### Data items
---------------
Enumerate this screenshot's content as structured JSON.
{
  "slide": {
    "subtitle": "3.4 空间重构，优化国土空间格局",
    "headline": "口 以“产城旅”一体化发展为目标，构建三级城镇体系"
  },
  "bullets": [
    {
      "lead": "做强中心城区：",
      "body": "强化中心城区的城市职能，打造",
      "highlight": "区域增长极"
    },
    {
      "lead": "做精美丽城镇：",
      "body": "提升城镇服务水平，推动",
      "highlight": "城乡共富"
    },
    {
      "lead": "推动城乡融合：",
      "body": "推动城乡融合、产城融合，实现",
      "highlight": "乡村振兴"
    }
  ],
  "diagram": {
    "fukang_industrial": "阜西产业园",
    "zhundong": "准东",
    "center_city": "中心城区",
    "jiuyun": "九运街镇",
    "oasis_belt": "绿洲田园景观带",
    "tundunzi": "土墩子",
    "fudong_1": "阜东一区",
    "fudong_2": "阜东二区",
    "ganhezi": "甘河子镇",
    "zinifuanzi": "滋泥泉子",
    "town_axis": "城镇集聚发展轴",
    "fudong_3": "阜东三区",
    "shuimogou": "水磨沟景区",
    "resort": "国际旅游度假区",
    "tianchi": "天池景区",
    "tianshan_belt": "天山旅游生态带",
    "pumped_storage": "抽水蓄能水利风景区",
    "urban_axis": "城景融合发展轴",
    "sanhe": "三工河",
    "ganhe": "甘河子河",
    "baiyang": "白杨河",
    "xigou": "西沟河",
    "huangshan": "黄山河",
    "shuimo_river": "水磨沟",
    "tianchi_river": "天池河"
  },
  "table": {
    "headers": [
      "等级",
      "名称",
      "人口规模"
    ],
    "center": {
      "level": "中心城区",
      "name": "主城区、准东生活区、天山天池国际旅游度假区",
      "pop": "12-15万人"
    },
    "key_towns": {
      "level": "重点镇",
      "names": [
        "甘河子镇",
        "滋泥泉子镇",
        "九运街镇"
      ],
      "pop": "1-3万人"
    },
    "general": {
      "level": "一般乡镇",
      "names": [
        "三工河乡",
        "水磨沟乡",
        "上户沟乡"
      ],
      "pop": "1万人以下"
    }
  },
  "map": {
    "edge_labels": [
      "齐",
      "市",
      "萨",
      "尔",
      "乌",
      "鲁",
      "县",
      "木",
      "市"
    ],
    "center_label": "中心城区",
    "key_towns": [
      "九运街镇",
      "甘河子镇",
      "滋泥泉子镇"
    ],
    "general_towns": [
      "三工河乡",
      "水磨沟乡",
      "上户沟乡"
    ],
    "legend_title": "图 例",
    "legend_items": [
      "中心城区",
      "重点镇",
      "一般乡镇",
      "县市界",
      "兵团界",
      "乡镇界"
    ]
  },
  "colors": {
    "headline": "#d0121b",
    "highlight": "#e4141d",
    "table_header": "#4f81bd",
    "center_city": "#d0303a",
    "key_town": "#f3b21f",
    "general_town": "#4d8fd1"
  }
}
---------------
### GIVEN REQUEST
Each entry is to be returned in full, character for character.

### EXERCISE SOLUTION
Enumerate this screenshot's content as structured JSON.
{
  "slide": {
    "subtitle": "3.4 空间重构，优化国土空间格局",
    "headline": "口 以“产城旅”一体化发展为目标，构建三级城镇体系"
  },
  "bullets": [
    {
      "lead": "做强中心城区：",
      "body": "强化中心城区的城市职能，打造",
      "highlight": "区域增长极"
    },
    {
      "lead": "做精美丽城镇：",
      "body": "提升城镇服务水平，推动",
      "highlight": "城乡共富"
    },
    {
      "lead": "推动城乡融合：",
      "body": "推动城乡融合、产城融合，实现",
      "highlight": "乡村振兴"
    }
  ],
  "diagram": {
    "fukang_industrial": "阜西产业园",
    "zhundong": "准东",
    "center_city": "中心城区",
    "jiuyun": "九运街镇",
    "oasis_belt": "绿洲田园景观带",
    "tundunzi": "土墩子",
    "fudong_1": "阜东一区",
    "fudong_2": "阜东二区",
    "ganhezi": "甘河子镇",
    "zinifuanzi": "滋泥泉子",
    "town_axis": "城镇集聚发展轴",
    "fudong_3": "阜东三区",
    "shuimogou": "水磨沟景区",
    "resort": "国际旅游度假区",
    "tianchi": "天池景区",
    "tianshan_belt": "天山旅游生态带",
    "pumped_storage": "抽水蓄能水利风景区",
    "urban_axis": "城景融合发展轴",
    "sanhe": "三工河",
    "ganhe": "甘河子河",
    "baiyang": "白杨河",
    "xigou": "西沟河",
    "huangshan": "黄山河",
    "shuimo_river": "水磨沟",
    "tianchi_river": "天池河"
  },
  "table": {
    "headers": [
      "等级",
      "名称",
      "人口规模"
    ],
    "center": {
      "level": "中心城区",
      "name": "主城区、准东生活区、天山天池国际旅游度假区",
      "pop": "12-15万人"
    },
    "key_towns": {
      "level": "重点镇",
      "names": [
        "甘河子镇",
        "滋泥泉子镇",
        "九运街镇"
      ],
      "pop": "1-3万人"
    },
    "general": {
      "level": "一般乡镇",
      "names": [
        "三工河乡",
        "水磨沟乡",
        "上户沟乡"
      ],
      "pop": "1万人以下"
    }
  },
  "map": {
    "edge_labels": [
      "齐",
      "市",
      "萨",
      "尔",
      "乌",
      "鲁",
      "县",
      "木",
      "市"
    ],
    "center_label": "中心城区",
    "key_towns": [
      "九运街镇",
      "甘河子镇",
      "滋泥泉子镇"
    ],
    "general_towns": [
      "三工河乡",
      "水磨沟乡",
      "上户沟乡"
    ],
    "legend_title": "图 例",
    "legend_items": [
      "中心城区",
      "重点镇",
      "一般乡镇",
      "县市界",
      "兵团界",
      "乡镇界"
    ]
  },
  "colors": {
    "headline": "#d0121b",
    "highlight": "#e4141d",
    "table_header": "#4f81bd",
    "center_city": "#d0303a",
    "key_town": "#f3b21f",
    "general_town": "#4d8fd1"
  }
}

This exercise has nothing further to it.